Short task: All the entries need to be quoted exactly, apart from the pictures, which you should drop.

Records:
══════════════════════════════

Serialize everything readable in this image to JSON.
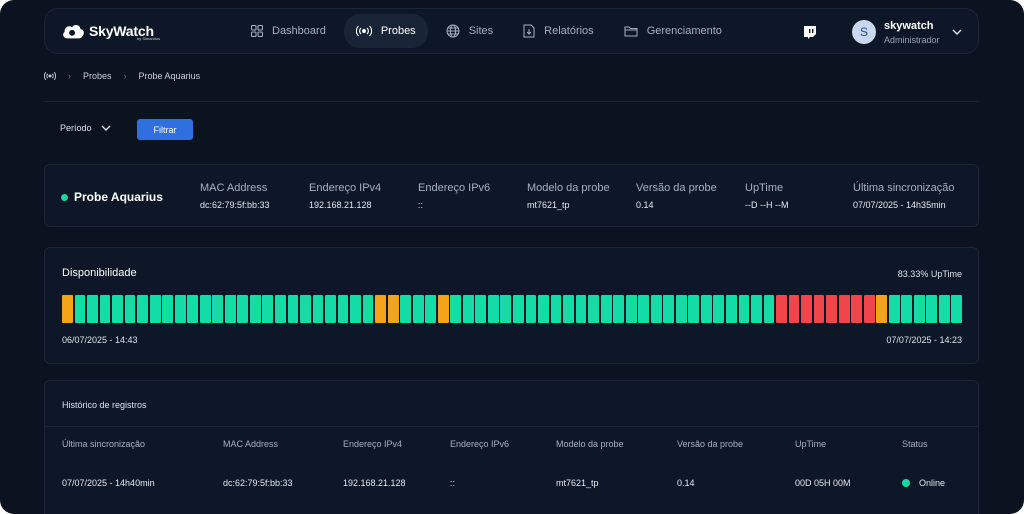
{
  "brand": {
    "name": "SkyWatch",
    "tagline": "by Simandus"
  },
  "nav": {
    "items": [
      {
        "label": "Dashboard",
        "icon": "grid-icon",
        "active": false
      },
      {
        "label": "Probes",
        "icon": "broadcast-icon",
        "active": true
      },
      {
        "label": "Sites",
        "icon": "globe-icon",
        "active": false
      },
      {
        "label": "Relatórios",
        "icon": "report-icon",
        "active": false
      },
      {
        "label": "Gerenciamento",
        "icon": "folder-icon",
        "active": false
      }
    ]
  },
  "user": {
    "avatar_letter": "S",
    "name": "skywatch",
    "role": "Administrador"
  },
  "breadcrumb": {
    "items": [
      "Probes",
      "Probe Aquarius"
    ]
  },
  "filter": {
    "period_label": "Período",
    "button_label": "Filtrar"
  },
  "probe": {
    "name": "Probe Aquarius",
    "status_color": "#19d7a3",
    "fields": [
      {
        "label": "MAC Address",
        "value": "dc:62:79:5f:bb:33"
      },
      {
        "label": "Endereço IPv4",
        "value": "192.168.21.128"
      },
      {
        "label": "Endereço IPv6",
        "value": "::"
      },
      {
        "label": "Modelo da probe",
        "value": "mt7621_tp"
      },
      {
        "label": "Versão da probe",
        "value": "0.14"
      },
      {
        "label": "UpTime",
        "value": "--D --H --M"
      },
      {
        "label": "Última sincronização",
        "value": "07/07/2025 - 14h35min"
      }
    ]
  },
  "availability": {
    "title": "Disponibilidade",
    "uptime_text": "83.33% UpTime",
    "start": "06/07/2025 - 14:43",
    "end": "07/07/2025 - 14:23",
    "colors": {
      "up": "#14dca5",
      "warn": "#f5a31b",
      "down": "#f0454a"
    },
    "segments": [
      "warn",
      "up",
      "up",
      "up",
      "up",
      "up",
      "up",
      "up",
      "up",
      "up",
      "up",
      "up",
      "up",
      "up",
      "up",
      "up",
      "up",
      "up",
      "up",
      "up",
      "up",
      "up",
      "up",
      "up",
      "up",
      "warn",
      "warn",
      "up",
      "up",
      "up",
      "warn",
      "up",
      "up",
      "up",
      "up",
      "up",
      "up",
      "up",
      "up",
      "up",
      "up",
      "up",
      "up",
      "up",
      "up",
      "up",
      "up",
      "up",
      "up",
      "up",
      "up",
      "up",
      "up",
      "up",
      "up",
      "up",
      "up",
      "up",
      "up",
      "up",
      "up",
      "up",
      "up",
      "up",
      "up",
      "up",
      "up",
      "up",
      "up",
      "up",
      "up",
      "up",
      "up",
      "up",
      "up",
      "up",
      "up",
      "up",
      "up",
      "up",
      "up",
      "up",
      "up",
      "up",
      "up",
      "up",
      "up",
      "up",
      "up",
      "up",
      "up",
      "up",
      "up",
      "up",
      "up",
      "up",
      "up",
      "up",
      "up",
      "up",
      "up",
      "up",
      "up",
      "up",
      "up",
      "up",
      "up",
      "up",
      "up",
      "up",
      "up",
      "up",
      "up",
      "up",
      "up",
      "up",
      "up",
      "up",
      "up",
      "up",
      "up",
      "up",
      "up",
      "up",
      "up",
      "up",
      "up",
      "up",
      "up",
      "up",
      "up",
      "up",
      "up",
      "up",
      "up",
      "up",
      "up",
      "up",
      "up",
      "up",
      "up",
      "up",
      "up",
      "up",
      "up",
      "up",
      "up",
      "up",
      "up",
      "up",
      "up",
      "up",
      "up",
      "up"
    ]
  },
  "history": {
    "title": "Histórico de registros",
    "columns": [
      "Última sincronização",
      "MAC Address",
      "Endereço IPv4",
      "Endereço IPv6",
      "Modelo da probe",
      "Versão da probe",
      "UpTime",
      "Status"
    ],
    "rows": [
      [
        "07/07/2025 - 14h40min",
        "dc:62:79:5f:bb:33",
        "192.168.21.128",
        "::",
        "mt7621_tp",
        "0.14",
        "00D 05H 00M",
        "Online"
      ]
    ]
  }
}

══════════════════════════════

Written reply:
Serialize everything readable in this image to JSON.
{
  "brand": {
    "name": "SkyWatch",
    "tagline": "by Simandus"
  },
  "nav": {
    "items": [
      {
        "label": "Dashboard",
        "icon": "grid-icon",
        "active": false
      },
      {
        "label": "Probes",
        "icon": "broadcast-icon",
        "active": true
      },
      {
        "label": "Sites",
        "icon": "globe-icon",
        "active": false
      },
      {
        "label": "Relatórios",
        "icon": "report-icon",
        "active": false
      },
      {
        "label": "Gerenciamento",
        "icon": "folder-icon",
        "active": false
      }
    ]
  },
  "user": {
    "avatar_letter": "S",
    "name": "skywatch",
    "role": "Administrador"
  },
  "breadcrumb": {
    "items": [
      "Probes",
      "Probe Aquarius"
    ]
  },
  "filter": {
    "period_label": "Período",
    "button_label": "Filtrar"
  },
  "probe": {
    "name": "Probe Aquarius",
    "status_color": "#19d7a3",
    "fields": [
      {
        "label": "MAC Address",
        "value": "dc:62:79:5f:bb:33"
      },
      {
        "label": "Endereço IPv4",
        "value": "192.168.21.128"
      },
      {
        "label": "Endereço IPv6",
        "value": "::"
      },
      {
        "label": "Modelo da probe",
        "value": "mt7621_tp"
      },
      {
        "label": "Versão da probe",
        "value": "0.14"
      },
      {
        "label": "UpTime",
        "value": "--D --H --M"
      },
      {
        "label": "Última sincronização",
        "value": "07/07/2025 - 14h35min"
      }
    ]
  },
  "availability": {
    "title": "Disponibilidade",
    "uptime_text": "83.33% UpTime",
    "start": "06/07/2025 - 14:43",
    "end": "07/07/2025 - 14:23",
    "colors": {
      "up": "#14dca5",
      "warn": "#f5a31b",
      "down": "#f0454a"
    },
    "segments": [
      "warn",
      "up",
      "up",
      "up",
      "up",
      "up",
      "up",
      "up",
      "up",
      "up",
      "up",
      "up",
      "up",
      "up",
      "up",
      "up",
      "up",
      "up",
      "up",
      "up",
      "up",
      "up",
      "up",
      "up",
      "up",
      "warn",
      "warn",
      "up",
      "up",
      "up",
      "warn",
      "up",
      "up",
      "up",
      "up",
      "up",
      "up",
      "up",
      "up",
      "up",
      "up",
      "up",
      "up",
      "up",
      "up",
      "up",
      "up",
      "up",
      "up",
      "up",
      "up",
      "up",
      "up",
      "up",
      "up",
      "up",
      "up",
      "up",
      "up",
      "up",
      "up",
      "up",
      "up",
      "up",
      "up",
      "up",
      "up",
      "up",
      "up",
      "up",
      "up",
      "up",
      "up",
      "up",
      "up",
      "up",
      "up",
      "up",
      "up",
      "up",
      "up",
      "up",
      "up",
      "up",
      "up",
      "up",
      "up",
      "up",
      "up",
      "up",
      "up",
      "up",
      "up",
      "up",
      "up",
      "up",
      "up",
      "up",
      "up",
      "up",
      "up",
      "up",
      "up",
      "up",
      "up",
      "up",
      "up",
      "up",
      "up",
      "up",
      "up",
      "up",
      "up",
      "up",
      "up",
      "up",
      "up",
      "up",
      "up",
      "up",
      "up",
      "up",
      "up",
      "up",
      "up",
      "up",
      "up",
      "up",
      "up",
      "up",
      "up",
      "up",
      "up",
      "up",
      "up",
      "up",
      "up",
      "up",
      "up",
      "up",
      "up",
      "up",
      "up",
      "up",
      "up",
      "up",
      "up",
      "up",
      "up",
      "up",
      "up",
      "up",
      "up",
      "up"
    ]
  },
  "history": {
    "title": "Histórico de registros",
    "columns": [
      "Última sincronização",
      "MAC Address",
      "Endereço IPv4",
      "Endereço IPv6",
      "Modelo da probe",
      "Versão da probe",
      "UpTime",
      "Status"
    ],
    "rows": [
      [
        "07/07/2025 - 14h40min",
        "dc:62:79:5f:bb:33",
        "192.168.21.128",
        "::",
        "mt7621_tp",
        "0.14",
        "00D 05H 00M",
        "Online"
      ]
    ]
  }
}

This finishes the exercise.